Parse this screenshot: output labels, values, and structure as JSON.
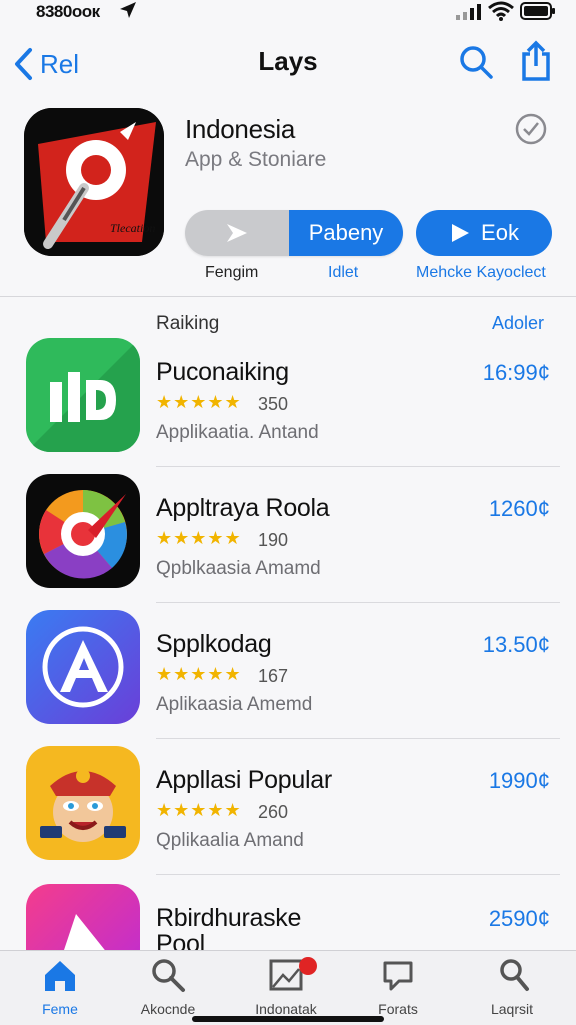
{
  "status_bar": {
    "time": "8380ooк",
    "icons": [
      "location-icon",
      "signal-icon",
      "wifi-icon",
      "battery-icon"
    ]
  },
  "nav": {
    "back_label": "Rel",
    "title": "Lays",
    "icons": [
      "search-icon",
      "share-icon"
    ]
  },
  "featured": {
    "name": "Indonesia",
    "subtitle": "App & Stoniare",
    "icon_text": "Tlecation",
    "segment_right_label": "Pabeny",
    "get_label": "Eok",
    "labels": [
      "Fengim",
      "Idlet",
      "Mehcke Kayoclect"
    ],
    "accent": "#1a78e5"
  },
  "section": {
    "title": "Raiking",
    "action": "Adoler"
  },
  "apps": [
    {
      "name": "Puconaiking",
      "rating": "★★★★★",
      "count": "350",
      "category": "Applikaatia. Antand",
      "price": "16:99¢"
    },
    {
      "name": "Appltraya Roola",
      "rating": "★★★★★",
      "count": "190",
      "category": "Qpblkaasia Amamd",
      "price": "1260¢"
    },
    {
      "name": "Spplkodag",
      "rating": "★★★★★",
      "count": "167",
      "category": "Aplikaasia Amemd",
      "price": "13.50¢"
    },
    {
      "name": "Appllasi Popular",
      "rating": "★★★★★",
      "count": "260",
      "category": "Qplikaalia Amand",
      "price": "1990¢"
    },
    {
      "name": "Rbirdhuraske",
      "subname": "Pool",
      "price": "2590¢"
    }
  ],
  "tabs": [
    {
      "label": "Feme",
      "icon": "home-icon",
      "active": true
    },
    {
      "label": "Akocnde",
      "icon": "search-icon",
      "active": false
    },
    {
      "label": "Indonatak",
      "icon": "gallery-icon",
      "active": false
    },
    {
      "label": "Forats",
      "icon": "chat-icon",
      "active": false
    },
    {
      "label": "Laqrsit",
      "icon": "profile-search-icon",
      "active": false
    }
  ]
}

______________________________

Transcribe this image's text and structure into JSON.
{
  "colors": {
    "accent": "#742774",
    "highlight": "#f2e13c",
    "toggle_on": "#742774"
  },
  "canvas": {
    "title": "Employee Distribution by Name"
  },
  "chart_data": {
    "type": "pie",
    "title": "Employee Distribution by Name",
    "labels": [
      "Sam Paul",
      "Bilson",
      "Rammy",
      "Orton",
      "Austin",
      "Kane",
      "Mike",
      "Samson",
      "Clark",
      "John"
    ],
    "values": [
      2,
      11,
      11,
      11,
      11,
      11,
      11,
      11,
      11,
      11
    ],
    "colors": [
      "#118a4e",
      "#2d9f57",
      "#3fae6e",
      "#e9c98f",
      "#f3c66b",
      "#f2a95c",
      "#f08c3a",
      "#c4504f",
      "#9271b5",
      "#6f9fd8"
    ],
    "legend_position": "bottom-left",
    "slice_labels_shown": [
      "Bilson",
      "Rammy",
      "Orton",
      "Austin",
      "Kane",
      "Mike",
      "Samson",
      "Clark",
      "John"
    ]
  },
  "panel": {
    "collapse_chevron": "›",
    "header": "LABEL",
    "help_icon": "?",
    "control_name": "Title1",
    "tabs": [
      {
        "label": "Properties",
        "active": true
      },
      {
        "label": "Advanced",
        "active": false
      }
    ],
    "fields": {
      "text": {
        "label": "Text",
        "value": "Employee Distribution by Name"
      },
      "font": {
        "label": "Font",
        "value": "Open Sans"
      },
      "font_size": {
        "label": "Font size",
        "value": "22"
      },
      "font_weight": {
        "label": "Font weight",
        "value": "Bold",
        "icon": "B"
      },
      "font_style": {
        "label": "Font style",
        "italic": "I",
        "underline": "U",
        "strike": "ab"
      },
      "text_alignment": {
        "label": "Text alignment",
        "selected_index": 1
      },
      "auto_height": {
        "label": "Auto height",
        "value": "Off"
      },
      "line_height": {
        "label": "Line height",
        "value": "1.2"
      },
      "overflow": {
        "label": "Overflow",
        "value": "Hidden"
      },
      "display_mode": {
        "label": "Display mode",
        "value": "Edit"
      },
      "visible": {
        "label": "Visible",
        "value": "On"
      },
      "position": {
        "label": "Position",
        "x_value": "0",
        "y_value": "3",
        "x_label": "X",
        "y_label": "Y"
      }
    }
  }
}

______________________________

▸ **WHAT IS ASKED**
Check each line of the entries above for the word "search". List the ones that have it.

▸ **RESPONSE**
      "search-icon",
      "icon": "search-icon",
      "icon": "profile-search-icon",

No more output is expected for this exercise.